- WHAT IS REQUIRED
Make an exact copy of the listing below.
--- EXTRACTED RECORDS ---
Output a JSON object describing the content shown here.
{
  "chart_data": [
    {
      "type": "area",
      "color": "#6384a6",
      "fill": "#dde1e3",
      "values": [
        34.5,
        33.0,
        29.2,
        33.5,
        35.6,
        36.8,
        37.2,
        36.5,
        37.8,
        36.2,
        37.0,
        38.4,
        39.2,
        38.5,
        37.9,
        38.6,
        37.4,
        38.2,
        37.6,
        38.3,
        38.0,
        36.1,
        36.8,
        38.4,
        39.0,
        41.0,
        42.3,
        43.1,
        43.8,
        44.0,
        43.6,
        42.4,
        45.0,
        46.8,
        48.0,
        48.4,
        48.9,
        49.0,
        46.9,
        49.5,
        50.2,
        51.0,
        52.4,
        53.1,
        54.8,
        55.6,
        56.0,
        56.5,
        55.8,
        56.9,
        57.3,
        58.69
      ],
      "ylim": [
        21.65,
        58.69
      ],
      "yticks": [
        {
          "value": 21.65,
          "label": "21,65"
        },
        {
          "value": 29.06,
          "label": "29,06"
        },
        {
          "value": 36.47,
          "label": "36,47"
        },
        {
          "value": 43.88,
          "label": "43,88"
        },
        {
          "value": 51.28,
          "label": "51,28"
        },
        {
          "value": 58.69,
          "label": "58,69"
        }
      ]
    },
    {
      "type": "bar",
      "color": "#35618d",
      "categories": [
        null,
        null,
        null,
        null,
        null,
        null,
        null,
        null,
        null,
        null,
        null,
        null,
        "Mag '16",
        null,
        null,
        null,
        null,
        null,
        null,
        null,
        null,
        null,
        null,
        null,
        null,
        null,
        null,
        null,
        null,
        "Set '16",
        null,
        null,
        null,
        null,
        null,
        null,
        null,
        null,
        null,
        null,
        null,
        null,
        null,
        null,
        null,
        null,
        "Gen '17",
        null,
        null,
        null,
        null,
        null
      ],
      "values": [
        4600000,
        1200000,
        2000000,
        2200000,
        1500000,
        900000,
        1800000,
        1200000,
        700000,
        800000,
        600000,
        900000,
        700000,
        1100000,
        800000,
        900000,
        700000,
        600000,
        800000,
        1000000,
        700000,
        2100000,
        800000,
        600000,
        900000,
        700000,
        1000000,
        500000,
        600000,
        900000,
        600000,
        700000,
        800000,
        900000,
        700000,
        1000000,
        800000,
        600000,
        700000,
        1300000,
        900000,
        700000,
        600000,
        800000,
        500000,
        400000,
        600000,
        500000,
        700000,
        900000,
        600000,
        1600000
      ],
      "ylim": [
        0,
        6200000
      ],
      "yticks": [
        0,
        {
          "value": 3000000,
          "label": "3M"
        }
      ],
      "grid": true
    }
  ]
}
---
- COMPLETE ANSWER
Output a JSON object describing the content shown here.
{
  "chart_data": [
    {
      "type": "area",
      "color": "#6384a6",
      "fill": "#dde1e3",
      "values": [
        34.5,
        33.0,
        29.2,
        33.5,
        35.6,
        36.8,
        37.2,
        36.5,
        37.8,
        36.2,
        37.0,
        38.4,
        39.2,
        38.5,
        37.9,
        38.6,
        37.4,
        38.2,
        37.6,
        38.3,
        38.0,
        36.1,
        36.8,
        38.4,
        39.0,
        41.0,
        42.3,
        43.1,
        43.8,
        44.0,
        43.6,
        42.4,
        45.0,
        46.8,
        48.0,
        48.4,
        48.9,
        49.0,
        46.9,
        49.5,
        50.2,
        51.0,
        52.4,
        53.1,
        54.8,
        55.6,
        56.0,
        56.5,
        55.8,
        56.9,
        57.3,
        58.69
      ],
      "ylim": [
        21.65,
        58.69
      ],
      "yticks": [
        {
          "value": 21.65,
          "label": "21,65"
        },
        {
          "value": 29.06,
          "label": "29,06"
        },
        {
          "value": 36.47,
          "label": "36,47"
        },
        {
          "value": 43.88,
          "label": "43,88"
        },
        {
          "value": 51.28,
          "label": "51,28"
        },
        {
          "value": 58.69,
          "label": "58,69"
        }
      ]
    },
    {
      "type": "bar",
      "color": "#35618d",
      "categories": [
        null,
        null,
        null,
        null,
        null,
        null,
        null,
        null,
        null,
        null,
        null,
        null,
        "Mag '16",
        null,
        null,
        null,
        null,
        null,
        null,
        null,
        null,
        null,
        null,
        null,
        null,
        null,
        null,
        null,
        null,
        "Set '16",
        null,
        null,
        null,
        null,
        null,
        null,
        null,
        null,
        null,
        null,
        null,
        null,
        null,
        null,
        null,
        null,
        "Gen '17",
        null,
        null,
        null,
        null,
        null
      ],
      "values": [
        4600000,
        1200000,
        2000000,
        2200000,
        1500000,
        900000,
        1800000,
        1200000,
        700000,
        800000,
        600000,
        900000,
        700000,
        1100000,
        800000,
        900000,
        700000,
        600000,
        800000,
        1000000,
        700000,
        2100000,
        800000,
        600000,
        900000,
        700000,
        1000000,
        500000,
        600000,
        900000,
        600000,
        700000,
        800000,
        900000,
        700000,
        1000000,
        800000,
        600000,
        700000,
        1300000,
        900000,
        700000,
        600000,
        800000,
        500000,
        400000,
        600000,
        500000,
        700000,
        900000,
        600000,
        1600000
      ],
      "ylim": [
        0,
        6200000
      ],
      "yticks": [
        0,
        {
          "value": 3000000,
          "label": "3M"
        }
      ],
      "grid": true
    }
  ]
}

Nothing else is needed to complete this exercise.